> **Dataset excerpt**
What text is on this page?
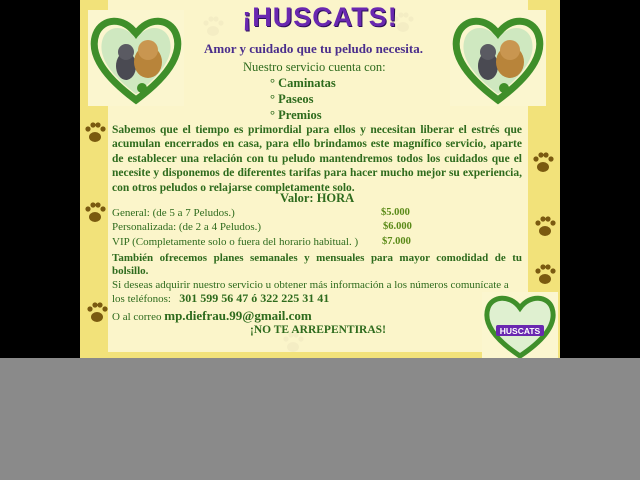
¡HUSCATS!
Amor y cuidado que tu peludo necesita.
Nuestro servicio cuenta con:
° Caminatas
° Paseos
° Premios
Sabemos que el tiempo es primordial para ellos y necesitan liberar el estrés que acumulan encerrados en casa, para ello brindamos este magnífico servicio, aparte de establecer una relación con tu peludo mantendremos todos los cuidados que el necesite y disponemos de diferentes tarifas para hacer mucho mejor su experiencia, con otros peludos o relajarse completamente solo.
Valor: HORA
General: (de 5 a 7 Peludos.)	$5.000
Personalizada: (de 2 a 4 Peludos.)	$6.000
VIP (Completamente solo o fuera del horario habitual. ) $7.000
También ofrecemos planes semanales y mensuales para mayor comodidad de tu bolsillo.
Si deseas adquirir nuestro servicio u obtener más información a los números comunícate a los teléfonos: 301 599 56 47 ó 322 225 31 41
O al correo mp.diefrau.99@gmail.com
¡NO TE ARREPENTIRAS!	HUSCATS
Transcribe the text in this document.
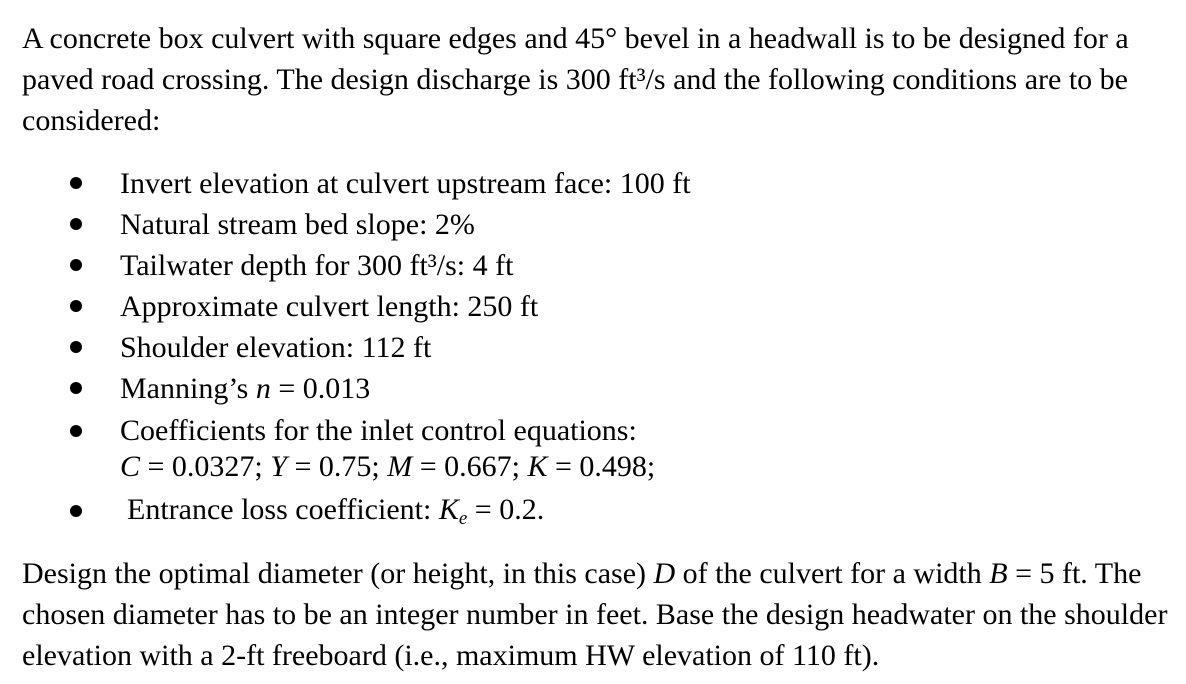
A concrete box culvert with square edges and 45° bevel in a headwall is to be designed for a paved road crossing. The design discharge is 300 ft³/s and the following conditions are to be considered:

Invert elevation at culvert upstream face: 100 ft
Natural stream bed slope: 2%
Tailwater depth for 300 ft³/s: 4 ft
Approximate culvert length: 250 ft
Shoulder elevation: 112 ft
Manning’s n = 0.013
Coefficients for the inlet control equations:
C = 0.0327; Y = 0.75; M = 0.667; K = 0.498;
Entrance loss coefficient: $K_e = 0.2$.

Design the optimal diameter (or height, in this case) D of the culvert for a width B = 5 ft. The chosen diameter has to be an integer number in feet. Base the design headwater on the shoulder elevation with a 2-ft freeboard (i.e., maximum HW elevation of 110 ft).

> **Stated exercise**
Identify the lines that hold the word "with". Copy every one of them.

> **Output**
A concrete box culvert with square edges and 45° bevel in a headwall is to be designed for a paved road crossing. The design discharge is 300 ft³/s and the following conditions are to be considered:
Design the optimal diameter (or height, in this case) D of the culvert for a width B = 5 ft. The chosen diameter has to be an integer number in feet. Base the design headwater on the shoulder elevation with a 2-ft freeboard (i.e., maximum HW elevation of 110 ft).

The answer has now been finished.